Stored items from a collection
════════

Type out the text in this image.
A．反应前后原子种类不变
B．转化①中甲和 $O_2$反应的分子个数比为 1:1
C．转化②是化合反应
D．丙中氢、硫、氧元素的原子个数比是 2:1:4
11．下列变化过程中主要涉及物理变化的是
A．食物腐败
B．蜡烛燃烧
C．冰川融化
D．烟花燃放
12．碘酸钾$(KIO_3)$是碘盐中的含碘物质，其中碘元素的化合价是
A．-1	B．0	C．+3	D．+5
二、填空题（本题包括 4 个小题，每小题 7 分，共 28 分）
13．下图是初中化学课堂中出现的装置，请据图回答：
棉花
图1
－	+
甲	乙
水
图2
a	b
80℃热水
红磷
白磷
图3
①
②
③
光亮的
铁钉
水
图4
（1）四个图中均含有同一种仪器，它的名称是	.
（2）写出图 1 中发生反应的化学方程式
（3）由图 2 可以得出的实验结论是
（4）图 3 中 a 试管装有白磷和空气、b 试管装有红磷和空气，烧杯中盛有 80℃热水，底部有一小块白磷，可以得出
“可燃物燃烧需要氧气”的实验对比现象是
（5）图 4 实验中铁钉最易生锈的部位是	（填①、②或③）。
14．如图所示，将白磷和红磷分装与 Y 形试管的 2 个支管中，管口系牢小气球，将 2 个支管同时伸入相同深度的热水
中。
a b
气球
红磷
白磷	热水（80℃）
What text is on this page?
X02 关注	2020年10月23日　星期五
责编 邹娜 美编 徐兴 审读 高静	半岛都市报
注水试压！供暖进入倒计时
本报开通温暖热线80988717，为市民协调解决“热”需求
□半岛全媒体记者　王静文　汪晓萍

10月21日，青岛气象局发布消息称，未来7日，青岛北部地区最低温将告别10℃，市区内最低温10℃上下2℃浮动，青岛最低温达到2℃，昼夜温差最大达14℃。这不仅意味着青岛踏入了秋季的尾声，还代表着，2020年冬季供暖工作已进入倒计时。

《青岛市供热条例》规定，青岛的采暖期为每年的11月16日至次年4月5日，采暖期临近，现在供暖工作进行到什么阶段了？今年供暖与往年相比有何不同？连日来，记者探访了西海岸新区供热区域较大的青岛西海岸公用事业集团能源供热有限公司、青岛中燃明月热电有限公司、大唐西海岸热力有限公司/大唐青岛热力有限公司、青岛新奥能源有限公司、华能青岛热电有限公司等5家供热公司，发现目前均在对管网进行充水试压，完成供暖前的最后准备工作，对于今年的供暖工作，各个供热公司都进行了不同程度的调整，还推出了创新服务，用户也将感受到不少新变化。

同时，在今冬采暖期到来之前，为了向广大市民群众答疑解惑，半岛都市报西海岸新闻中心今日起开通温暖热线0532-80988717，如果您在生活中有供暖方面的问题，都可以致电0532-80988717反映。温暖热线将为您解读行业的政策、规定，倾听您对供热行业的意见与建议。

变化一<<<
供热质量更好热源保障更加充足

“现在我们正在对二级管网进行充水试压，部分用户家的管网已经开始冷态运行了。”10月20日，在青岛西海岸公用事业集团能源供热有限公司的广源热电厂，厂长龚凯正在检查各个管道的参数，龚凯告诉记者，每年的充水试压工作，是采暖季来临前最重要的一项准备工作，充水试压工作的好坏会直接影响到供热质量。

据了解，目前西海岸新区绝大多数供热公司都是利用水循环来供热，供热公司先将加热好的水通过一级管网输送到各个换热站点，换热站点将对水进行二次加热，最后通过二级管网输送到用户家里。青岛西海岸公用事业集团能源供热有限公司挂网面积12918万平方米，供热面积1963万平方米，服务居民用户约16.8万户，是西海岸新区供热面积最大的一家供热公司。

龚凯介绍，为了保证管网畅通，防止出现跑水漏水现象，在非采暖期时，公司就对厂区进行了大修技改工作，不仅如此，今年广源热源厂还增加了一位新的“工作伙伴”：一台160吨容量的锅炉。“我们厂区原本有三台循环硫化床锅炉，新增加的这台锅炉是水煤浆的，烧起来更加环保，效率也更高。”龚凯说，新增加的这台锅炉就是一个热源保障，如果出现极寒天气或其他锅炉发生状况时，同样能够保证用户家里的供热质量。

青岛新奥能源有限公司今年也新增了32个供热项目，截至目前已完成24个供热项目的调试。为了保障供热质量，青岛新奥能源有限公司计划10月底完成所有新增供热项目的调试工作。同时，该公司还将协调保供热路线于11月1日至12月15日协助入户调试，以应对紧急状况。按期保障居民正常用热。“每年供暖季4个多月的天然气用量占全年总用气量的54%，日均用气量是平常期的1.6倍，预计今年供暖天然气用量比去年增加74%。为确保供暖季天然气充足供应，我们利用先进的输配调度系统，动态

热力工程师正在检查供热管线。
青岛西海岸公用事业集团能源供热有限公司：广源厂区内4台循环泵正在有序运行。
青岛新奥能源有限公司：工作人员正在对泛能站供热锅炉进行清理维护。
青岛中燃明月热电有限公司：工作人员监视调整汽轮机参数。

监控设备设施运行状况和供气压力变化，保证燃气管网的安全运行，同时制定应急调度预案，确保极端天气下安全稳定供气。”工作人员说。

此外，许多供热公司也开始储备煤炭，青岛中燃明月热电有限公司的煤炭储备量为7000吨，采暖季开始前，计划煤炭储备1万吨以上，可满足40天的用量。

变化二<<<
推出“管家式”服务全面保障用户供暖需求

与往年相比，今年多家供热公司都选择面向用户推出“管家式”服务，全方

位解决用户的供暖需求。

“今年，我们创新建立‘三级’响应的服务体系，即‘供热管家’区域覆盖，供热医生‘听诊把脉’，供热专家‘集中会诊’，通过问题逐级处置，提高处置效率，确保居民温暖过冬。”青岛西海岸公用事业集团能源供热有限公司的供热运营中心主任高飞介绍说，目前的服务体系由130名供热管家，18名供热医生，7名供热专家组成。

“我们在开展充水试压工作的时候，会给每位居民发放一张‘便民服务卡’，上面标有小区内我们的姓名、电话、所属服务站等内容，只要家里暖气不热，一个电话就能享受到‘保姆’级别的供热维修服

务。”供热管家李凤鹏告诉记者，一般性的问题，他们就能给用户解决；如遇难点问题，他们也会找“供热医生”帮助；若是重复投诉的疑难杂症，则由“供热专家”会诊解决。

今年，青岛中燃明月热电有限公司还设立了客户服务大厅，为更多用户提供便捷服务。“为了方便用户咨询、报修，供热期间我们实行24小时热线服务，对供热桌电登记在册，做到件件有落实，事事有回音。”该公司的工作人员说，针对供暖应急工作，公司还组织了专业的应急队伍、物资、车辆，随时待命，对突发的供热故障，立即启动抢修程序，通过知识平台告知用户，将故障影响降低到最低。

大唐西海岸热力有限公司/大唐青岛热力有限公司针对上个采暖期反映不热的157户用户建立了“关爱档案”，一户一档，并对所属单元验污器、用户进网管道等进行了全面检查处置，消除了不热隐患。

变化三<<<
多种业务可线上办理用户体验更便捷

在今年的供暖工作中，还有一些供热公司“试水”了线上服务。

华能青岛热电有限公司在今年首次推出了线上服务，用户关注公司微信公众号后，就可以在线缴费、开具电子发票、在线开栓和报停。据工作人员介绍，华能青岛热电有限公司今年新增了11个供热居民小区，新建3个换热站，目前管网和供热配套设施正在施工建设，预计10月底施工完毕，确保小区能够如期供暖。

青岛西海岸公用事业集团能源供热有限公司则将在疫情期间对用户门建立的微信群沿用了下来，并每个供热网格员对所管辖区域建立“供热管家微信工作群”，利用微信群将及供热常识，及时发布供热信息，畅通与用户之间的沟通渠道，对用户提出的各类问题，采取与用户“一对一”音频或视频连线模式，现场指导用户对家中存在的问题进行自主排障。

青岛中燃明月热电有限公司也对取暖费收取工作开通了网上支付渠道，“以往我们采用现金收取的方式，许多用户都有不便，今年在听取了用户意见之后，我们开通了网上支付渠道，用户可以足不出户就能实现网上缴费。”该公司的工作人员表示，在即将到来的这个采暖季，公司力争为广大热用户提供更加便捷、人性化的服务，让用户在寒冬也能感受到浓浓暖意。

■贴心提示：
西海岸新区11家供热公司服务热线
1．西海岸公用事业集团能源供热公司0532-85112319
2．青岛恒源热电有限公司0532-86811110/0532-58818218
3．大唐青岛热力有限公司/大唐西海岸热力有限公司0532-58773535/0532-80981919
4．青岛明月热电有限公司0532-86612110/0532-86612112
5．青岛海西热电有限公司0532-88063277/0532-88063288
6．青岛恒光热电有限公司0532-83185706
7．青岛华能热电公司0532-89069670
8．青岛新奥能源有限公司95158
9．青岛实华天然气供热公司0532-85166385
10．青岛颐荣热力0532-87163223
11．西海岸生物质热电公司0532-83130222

════════

Requirement -> Look through the entries above; copy every line holding the string "this".

The response ->
Type out the text in this image.
What text is on this page?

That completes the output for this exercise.